# [YOUR GOAL]
Copy every line of the data that contains the string "fill".

--- start SOURCE DATA ---

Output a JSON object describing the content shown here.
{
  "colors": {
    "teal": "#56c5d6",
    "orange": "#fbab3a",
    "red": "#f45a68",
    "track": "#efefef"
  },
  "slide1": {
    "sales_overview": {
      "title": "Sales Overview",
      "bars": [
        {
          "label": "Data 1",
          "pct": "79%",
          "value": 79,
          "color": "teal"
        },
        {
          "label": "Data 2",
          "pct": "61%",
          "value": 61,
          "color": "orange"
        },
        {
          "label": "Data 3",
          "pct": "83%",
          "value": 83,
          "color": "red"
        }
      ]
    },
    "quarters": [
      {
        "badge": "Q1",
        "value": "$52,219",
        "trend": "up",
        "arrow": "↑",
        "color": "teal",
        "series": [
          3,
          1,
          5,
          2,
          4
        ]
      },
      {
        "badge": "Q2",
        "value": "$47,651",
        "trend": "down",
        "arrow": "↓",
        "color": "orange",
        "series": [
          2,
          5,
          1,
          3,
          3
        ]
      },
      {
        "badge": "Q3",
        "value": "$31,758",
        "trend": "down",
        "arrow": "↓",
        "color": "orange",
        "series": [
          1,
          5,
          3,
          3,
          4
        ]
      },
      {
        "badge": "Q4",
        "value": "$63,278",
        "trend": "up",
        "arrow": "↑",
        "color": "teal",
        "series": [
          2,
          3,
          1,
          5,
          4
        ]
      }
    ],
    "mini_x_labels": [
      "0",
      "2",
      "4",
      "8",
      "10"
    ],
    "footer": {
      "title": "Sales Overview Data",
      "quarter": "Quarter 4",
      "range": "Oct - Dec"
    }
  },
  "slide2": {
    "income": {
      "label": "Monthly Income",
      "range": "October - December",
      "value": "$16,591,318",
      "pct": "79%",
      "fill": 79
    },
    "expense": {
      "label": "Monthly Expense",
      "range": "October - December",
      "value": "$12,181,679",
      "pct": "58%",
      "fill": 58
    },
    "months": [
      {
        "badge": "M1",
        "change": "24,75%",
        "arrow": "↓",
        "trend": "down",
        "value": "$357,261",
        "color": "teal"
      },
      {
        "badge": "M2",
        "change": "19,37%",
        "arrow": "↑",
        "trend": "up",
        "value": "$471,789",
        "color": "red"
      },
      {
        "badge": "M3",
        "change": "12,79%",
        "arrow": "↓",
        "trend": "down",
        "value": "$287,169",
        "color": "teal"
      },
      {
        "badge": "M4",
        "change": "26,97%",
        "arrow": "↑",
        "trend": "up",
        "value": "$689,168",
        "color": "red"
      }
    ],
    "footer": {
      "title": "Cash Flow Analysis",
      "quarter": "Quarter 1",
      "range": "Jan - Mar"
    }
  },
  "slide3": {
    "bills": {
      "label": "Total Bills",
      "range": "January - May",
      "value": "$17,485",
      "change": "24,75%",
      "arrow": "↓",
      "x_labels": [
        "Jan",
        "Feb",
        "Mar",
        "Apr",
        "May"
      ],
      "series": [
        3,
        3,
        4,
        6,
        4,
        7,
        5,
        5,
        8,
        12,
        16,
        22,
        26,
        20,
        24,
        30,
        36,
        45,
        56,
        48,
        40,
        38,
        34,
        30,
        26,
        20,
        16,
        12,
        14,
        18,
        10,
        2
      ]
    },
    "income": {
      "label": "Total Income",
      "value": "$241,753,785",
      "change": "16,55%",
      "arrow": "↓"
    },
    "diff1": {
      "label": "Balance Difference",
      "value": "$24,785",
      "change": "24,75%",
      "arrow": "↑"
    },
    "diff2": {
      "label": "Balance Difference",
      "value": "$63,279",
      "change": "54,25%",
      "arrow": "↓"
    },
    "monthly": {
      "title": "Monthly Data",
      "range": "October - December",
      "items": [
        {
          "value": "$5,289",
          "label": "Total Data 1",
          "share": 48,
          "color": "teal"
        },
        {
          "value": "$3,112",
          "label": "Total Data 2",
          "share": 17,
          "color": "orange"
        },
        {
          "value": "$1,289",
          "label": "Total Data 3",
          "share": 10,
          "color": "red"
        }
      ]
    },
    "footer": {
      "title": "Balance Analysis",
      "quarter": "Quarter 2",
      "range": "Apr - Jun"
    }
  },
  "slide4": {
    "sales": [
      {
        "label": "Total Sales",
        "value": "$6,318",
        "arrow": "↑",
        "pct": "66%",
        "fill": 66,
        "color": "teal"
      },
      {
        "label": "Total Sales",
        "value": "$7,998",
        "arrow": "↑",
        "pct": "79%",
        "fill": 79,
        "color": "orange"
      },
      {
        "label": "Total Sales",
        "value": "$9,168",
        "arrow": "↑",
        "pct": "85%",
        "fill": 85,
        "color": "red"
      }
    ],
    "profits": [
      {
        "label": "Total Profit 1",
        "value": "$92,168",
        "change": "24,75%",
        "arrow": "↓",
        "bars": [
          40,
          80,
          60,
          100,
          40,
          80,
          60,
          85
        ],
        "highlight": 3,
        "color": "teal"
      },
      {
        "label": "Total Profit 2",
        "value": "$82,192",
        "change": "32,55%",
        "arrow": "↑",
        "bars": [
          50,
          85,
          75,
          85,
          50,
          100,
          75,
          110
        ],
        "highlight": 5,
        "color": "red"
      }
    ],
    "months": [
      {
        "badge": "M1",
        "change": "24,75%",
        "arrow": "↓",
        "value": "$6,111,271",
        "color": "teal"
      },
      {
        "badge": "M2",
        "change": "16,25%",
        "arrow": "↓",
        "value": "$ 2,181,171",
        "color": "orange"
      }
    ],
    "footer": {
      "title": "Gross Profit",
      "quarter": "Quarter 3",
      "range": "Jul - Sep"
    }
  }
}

--- end SOURCE DATA ---

# [EXERCISE OUTPUT]
      "fill": 79
      "fill": 58
        "fill": 66,
        "fill": 79,
        "fill": 85,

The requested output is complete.